--- Texto proporcionado ---
------------------------------------------------
Este mecanismo inconsciente se estudia en el marketing de las empresas. Tanto es así que se llega a reconocer en los clientes que la satisfacción es el resultado de la percepción menos la expectativa. Cuanto mayor sea la expectativa, más alto tendremos que elevar el listón de las experiencias o de las relaciones para quedar satisfechos. Funcionamos así inconscientemente, pero tenemos la opción de actuar sobre nuestra manera de pensar para que juegue a nuestro favor. Máxime en momentos tan complejos como los actuales. Veamos cómo conseguirlo.
Primero necesitamos confiar, pero sin expectativas concretas. Sabemos que la pandemia va a pasar. No hay nada que dure eternamente. El problema es que no sabemos cuándo se logrará inmunizar a toda la población con la vacuna ni si la vida volverá a ser como era. Ni siquiera sabemos si nos amenazarán nuevas mutaciones del virus. Si depositamos toda la esperanza en una fecha y, por cualquier motivo, no se consigue el objetivo, caeremos en la frustración.
------------------------------------------------
--- Usando la información ---
1: Según el texto sobre las expectativas, ¿qué resultado se reconoce en los clientes como la satisfacción?
2: Reproduce del texto sobre las expectativas el fragmento que comienza con las palabras que contienen "Este mecanismo inconsciente" y termina con "Veamos cómo conseguirlo.".

--- Extracto de datos ---
------------------------------------------------
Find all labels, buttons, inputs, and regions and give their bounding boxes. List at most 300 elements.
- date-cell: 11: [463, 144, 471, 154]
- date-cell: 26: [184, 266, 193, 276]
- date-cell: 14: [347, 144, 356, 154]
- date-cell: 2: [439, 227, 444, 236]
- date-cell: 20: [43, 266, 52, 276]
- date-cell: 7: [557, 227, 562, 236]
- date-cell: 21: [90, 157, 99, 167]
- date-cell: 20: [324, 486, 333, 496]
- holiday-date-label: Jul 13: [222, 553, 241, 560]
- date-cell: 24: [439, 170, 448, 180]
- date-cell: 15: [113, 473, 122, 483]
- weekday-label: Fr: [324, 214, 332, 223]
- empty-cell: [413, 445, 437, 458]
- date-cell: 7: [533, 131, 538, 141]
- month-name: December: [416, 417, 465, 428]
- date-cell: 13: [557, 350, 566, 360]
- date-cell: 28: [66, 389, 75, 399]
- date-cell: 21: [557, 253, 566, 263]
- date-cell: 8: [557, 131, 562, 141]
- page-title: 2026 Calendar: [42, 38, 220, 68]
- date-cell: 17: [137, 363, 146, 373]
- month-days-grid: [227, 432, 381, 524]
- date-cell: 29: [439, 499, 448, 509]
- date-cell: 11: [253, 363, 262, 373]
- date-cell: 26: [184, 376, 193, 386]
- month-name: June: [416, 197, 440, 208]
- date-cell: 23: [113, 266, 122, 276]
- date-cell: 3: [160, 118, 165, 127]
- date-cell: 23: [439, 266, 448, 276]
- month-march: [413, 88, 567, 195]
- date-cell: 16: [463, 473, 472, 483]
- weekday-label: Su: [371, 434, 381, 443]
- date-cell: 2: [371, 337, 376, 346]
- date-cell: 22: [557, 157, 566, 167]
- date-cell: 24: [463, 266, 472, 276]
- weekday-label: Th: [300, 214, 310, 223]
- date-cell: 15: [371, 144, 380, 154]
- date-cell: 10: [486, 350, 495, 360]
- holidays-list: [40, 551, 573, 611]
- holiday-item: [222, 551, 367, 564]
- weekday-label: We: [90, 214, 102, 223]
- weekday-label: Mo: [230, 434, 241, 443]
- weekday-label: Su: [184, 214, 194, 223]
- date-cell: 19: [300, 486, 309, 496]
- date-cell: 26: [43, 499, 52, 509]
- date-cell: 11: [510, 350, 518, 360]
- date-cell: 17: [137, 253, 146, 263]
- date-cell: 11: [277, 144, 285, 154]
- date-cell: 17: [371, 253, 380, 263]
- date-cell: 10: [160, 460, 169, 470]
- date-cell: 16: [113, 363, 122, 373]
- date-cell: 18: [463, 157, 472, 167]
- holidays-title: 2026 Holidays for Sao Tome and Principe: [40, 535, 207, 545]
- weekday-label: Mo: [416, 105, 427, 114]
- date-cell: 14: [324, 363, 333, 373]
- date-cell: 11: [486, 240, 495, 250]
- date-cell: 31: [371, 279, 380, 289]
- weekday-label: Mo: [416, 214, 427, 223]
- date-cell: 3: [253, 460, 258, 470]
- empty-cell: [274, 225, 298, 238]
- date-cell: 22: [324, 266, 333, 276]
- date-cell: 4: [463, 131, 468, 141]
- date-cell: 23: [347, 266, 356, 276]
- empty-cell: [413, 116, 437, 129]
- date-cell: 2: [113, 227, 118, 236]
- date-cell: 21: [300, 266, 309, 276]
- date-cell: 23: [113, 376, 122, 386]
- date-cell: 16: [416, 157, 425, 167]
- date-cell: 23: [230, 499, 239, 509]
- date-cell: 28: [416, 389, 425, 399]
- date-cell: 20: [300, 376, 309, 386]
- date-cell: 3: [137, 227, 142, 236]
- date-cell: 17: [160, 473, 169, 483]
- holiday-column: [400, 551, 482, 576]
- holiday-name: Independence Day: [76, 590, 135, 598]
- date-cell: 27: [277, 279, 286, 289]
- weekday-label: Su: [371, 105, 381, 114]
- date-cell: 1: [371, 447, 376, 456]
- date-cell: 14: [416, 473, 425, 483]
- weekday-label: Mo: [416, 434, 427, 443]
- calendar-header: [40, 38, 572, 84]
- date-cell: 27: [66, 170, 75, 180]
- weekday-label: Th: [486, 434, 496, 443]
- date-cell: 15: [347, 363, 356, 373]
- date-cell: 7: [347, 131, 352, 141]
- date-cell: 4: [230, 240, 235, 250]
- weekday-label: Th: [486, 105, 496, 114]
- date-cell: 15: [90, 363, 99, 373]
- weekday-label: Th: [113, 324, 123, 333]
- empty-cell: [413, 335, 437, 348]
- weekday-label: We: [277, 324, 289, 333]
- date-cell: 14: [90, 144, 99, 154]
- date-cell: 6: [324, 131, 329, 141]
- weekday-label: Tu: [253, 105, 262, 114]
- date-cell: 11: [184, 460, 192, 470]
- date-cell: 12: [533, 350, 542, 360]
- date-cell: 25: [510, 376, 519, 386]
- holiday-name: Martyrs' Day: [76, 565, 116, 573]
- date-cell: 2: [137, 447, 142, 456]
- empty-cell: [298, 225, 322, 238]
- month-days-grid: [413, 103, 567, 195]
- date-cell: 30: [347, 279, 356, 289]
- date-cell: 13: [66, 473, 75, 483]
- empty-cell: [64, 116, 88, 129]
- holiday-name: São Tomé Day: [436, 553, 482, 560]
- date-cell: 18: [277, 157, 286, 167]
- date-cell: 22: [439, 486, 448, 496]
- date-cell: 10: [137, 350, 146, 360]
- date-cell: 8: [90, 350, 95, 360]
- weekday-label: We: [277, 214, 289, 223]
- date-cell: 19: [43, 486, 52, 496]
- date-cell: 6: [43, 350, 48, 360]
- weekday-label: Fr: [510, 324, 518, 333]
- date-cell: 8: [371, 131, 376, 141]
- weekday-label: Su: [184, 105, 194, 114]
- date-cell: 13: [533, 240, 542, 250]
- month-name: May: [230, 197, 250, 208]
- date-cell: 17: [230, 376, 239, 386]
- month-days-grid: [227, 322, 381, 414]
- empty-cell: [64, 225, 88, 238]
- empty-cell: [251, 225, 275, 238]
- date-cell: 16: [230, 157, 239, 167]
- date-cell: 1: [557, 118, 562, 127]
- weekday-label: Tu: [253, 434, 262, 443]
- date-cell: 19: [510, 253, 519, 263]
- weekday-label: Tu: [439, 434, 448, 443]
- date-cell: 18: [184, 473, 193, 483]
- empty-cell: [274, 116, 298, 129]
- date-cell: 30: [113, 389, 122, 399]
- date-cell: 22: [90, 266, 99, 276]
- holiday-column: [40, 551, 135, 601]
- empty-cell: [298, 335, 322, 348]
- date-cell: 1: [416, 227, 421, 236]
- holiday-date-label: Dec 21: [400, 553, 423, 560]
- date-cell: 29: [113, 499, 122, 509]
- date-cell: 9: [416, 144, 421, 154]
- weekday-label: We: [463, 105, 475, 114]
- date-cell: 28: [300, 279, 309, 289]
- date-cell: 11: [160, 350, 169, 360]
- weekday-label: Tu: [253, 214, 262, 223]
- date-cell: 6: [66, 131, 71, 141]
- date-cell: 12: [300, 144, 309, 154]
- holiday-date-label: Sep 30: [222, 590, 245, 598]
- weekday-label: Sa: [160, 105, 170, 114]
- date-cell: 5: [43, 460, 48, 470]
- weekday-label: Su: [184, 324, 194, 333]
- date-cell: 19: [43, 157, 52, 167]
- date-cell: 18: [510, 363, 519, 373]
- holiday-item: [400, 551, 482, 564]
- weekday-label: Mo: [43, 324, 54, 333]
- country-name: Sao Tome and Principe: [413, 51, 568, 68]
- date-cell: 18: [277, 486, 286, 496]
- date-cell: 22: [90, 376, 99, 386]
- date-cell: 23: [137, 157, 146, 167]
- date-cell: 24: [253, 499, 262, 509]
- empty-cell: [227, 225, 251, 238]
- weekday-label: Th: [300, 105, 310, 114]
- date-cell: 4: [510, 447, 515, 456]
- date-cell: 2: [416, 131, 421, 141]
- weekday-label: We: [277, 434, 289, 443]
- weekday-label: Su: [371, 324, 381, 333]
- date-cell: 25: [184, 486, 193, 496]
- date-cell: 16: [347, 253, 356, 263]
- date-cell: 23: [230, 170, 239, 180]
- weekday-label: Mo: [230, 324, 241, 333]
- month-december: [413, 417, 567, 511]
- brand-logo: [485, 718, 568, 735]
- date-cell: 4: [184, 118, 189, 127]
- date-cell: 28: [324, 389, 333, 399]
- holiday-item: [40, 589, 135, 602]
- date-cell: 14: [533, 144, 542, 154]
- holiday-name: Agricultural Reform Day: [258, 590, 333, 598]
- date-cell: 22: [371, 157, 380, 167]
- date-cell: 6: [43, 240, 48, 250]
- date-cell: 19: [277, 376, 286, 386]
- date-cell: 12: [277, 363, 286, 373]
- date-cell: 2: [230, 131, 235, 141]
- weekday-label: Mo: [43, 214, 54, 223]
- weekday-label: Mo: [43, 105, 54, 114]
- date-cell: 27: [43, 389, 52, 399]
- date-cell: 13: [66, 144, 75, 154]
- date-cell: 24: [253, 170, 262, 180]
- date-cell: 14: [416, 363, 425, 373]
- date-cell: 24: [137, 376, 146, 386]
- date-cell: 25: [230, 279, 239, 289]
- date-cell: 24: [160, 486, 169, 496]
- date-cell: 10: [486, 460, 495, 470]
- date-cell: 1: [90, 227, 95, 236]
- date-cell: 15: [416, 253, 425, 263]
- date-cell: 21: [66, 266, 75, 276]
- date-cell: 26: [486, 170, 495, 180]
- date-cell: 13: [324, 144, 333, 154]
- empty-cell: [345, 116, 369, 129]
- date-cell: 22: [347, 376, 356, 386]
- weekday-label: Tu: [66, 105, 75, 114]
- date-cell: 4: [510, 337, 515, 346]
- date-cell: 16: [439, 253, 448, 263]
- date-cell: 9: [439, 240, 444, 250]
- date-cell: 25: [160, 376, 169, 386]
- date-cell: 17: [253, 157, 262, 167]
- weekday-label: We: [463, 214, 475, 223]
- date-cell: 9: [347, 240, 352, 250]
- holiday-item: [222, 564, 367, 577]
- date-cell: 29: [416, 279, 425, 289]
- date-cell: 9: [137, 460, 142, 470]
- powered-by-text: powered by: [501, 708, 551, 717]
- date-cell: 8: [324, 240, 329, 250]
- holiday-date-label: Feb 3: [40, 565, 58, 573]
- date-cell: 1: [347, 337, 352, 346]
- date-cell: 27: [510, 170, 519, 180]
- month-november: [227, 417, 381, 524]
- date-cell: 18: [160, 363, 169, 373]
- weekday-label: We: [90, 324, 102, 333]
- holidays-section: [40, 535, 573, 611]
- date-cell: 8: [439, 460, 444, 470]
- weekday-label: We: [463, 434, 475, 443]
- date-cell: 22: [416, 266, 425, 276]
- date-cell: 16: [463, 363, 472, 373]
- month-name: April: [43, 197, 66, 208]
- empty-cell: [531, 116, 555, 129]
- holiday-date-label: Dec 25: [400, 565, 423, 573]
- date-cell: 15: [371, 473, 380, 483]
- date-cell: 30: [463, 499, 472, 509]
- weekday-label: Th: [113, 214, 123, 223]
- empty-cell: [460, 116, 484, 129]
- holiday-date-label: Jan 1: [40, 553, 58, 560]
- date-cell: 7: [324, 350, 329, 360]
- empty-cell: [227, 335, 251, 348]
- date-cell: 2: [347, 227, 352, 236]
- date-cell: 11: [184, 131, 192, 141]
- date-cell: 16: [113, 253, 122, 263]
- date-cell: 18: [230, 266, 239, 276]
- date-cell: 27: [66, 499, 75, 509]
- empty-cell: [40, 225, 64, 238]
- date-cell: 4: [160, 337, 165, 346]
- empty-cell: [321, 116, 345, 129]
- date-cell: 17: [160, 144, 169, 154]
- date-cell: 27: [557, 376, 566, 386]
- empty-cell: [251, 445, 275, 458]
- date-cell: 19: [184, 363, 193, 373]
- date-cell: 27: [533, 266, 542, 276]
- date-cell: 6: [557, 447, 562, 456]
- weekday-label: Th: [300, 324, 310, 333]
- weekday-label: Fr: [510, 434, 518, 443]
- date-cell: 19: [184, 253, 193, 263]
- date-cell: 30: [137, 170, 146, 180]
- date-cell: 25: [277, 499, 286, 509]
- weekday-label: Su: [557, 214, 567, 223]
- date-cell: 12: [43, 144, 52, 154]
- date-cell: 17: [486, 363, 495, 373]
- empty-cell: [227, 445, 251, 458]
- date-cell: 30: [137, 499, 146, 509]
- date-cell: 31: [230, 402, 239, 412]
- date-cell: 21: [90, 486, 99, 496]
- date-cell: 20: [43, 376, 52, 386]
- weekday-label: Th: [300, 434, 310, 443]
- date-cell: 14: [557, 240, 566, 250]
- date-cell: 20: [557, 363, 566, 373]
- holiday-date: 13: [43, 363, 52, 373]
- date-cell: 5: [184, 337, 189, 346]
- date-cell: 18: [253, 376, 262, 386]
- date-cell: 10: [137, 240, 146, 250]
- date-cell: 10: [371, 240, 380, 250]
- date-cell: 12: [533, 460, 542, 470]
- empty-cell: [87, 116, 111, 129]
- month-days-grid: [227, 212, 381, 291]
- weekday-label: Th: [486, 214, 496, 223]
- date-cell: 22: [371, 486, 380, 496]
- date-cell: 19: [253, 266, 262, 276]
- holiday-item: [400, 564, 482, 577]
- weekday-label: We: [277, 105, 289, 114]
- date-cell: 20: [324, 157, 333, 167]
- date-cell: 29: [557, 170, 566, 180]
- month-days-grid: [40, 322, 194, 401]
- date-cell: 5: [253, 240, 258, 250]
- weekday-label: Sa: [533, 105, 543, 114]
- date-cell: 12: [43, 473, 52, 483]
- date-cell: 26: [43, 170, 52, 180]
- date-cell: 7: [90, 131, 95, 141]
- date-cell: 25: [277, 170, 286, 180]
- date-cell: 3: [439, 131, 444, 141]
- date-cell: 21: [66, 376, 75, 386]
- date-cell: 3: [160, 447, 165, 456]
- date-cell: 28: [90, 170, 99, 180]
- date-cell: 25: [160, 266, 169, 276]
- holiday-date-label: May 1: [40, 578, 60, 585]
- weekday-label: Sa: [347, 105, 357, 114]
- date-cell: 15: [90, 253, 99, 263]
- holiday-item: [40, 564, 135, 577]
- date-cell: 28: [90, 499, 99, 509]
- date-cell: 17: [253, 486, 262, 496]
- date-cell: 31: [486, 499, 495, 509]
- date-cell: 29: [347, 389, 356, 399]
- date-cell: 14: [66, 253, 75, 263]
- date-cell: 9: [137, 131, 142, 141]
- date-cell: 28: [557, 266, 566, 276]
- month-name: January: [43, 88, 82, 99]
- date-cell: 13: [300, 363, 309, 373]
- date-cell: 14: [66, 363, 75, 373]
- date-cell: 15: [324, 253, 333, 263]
------------------------------------------------
--- Respuestas de la actividad ---
1: La satisfacción es el resultado de la percepción menos la expectativa.

2:
Este mecanismo inconsciente se estudia en el marketing de las empresas. Tanto es así que se llega a reconocer en los clientes que la satisfacción es el resultado de la percepción menos la expectativa. Cuanto mayor sea la expectativa, más alto tendremos que elevar el listón de las experiencias o de las relaciones para quedar satisfechos. Funcionamos así inconscientemente, pero tenemos la opción de actuar sobre nuestra manera de pensar para que juegue a nuestro favor. Máxime en momentos tan complejos como los actuales. Veamos cómo conseguirlo.